┌──

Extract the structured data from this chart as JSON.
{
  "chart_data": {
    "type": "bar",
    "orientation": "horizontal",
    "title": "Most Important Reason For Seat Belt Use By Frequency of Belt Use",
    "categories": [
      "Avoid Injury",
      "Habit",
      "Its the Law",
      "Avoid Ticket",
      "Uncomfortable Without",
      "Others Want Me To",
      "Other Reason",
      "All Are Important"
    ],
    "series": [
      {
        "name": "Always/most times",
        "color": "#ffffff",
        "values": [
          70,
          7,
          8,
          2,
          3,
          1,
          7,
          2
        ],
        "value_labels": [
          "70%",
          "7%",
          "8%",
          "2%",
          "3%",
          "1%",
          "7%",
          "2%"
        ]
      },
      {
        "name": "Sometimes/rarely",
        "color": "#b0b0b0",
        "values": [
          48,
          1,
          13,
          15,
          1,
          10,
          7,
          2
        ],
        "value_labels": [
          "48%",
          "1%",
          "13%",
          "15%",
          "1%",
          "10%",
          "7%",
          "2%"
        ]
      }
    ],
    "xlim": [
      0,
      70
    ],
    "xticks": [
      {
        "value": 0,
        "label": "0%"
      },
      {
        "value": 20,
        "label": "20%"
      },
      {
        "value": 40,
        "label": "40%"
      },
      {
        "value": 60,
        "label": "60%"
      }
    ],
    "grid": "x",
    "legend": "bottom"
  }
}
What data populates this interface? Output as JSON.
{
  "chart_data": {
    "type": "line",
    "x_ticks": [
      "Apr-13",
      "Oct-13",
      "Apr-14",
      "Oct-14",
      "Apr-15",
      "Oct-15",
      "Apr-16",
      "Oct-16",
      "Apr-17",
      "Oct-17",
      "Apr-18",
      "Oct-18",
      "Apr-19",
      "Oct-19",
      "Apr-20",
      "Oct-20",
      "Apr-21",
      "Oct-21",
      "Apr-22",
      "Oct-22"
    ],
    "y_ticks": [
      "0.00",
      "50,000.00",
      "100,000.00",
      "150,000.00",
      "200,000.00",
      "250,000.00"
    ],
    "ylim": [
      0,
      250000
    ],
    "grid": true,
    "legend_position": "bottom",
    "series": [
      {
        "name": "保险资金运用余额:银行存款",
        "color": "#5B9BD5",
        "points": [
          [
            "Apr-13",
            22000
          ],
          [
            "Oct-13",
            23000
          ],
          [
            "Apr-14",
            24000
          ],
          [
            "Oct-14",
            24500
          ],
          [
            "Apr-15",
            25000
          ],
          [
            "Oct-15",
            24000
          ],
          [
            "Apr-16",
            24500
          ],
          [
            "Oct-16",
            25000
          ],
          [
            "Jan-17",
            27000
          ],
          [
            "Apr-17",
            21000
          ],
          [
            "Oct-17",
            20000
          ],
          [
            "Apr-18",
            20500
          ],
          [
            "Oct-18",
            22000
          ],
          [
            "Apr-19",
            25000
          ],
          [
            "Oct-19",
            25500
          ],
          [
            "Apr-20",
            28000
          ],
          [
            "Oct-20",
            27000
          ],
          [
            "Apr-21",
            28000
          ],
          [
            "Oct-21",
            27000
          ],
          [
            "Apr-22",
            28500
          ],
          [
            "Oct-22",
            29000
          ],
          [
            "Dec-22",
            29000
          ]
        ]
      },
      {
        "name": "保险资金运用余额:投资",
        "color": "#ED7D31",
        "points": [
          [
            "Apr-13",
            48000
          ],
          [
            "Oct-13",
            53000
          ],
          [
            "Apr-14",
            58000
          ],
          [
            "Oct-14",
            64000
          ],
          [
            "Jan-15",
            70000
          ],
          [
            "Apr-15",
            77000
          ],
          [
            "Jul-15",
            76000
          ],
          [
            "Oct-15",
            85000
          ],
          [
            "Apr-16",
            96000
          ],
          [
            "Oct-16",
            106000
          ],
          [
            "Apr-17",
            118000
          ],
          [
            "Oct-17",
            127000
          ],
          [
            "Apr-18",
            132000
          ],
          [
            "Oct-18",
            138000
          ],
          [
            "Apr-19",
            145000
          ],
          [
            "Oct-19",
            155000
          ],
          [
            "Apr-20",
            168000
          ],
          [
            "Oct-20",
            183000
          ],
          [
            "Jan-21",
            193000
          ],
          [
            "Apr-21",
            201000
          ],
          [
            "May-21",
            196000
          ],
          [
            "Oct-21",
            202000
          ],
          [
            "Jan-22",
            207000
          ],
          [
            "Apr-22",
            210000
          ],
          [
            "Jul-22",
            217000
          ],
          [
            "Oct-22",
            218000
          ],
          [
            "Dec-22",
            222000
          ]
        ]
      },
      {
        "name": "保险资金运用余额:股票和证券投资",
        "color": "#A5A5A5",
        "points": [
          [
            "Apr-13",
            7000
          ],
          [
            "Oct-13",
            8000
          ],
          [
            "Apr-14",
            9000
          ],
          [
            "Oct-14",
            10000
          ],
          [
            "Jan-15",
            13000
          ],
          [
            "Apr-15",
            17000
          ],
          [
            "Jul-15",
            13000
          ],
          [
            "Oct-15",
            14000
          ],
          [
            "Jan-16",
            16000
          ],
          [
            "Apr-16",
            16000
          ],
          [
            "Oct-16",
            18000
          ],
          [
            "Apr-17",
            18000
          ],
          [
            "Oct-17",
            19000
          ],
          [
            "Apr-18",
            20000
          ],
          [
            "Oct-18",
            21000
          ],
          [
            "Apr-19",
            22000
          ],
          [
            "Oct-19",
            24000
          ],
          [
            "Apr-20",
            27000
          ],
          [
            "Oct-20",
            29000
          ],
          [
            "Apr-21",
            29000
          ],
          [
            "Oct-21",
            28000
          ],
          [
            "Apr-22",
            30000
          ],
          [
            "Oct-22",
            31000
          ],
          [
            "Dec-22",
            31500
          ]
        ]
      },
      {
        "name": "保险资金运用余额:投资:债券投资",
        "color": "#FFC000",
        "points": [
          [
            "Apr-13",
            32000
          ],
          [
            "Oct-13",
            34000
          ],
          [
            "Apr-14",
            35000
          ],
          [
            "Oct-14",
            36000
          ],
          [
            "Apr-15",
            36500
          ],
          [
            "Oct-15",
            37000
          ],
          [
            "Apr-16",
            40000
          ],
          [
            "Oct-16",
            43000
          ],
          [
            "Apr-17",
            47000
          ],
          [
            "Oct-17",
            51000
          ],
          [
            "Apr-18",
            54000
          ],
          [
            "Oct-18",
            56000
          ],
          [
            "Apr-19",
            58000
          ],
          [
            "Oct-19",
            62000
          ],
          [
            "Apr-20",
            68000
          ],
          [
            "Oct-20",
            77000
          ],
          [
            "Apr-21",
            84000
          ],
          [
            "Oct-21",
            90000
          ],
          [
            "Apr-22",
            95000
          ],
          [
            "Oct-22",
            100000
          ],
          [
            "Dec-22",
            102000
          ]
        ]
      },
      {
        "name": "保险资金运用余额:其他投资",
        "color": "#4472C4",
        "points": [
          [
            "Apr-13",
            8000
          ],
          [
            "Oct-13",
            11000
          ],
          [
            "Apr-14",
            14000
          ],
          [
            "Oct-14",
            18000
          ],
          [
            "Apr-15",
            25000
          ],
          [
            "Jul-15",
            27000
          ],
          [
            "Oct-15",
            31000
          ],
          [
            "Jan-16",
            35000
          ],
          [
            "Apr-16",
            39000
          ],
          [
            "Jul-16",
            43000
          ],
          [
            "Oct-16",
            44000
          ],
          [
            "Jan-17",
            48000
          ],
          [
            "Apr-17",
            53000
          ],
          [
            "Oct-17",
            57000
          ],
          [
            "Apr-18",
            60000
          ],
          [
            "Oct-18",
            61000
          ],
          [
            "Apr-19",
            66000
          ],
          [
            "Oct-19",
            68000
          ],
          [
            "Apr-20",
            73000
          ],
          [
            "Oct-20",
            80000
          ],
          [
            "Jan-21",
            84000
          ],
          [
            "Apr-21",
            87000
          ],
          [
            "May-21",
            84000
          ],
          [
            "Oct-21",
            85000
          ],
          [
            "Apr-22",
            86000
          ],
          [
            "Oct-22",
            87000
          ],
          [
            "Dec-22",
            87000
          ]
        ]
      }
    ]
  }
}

└──

**Short exercise**
Pull every line containing the word "name" out of the material and copy it.

**Response**
        "name": "Always/most times",
        "name": "Sometimes/rarely",
        "name": "保险资金运用余额:银行存款",
        "name": "保险资金运用余额:投资",
        "name": "保险资金运用余额:股票和证券投资",
        "name": "保险资金运用余额:投资:债券投资",
        "name": "保险资金运用余额:其他投资",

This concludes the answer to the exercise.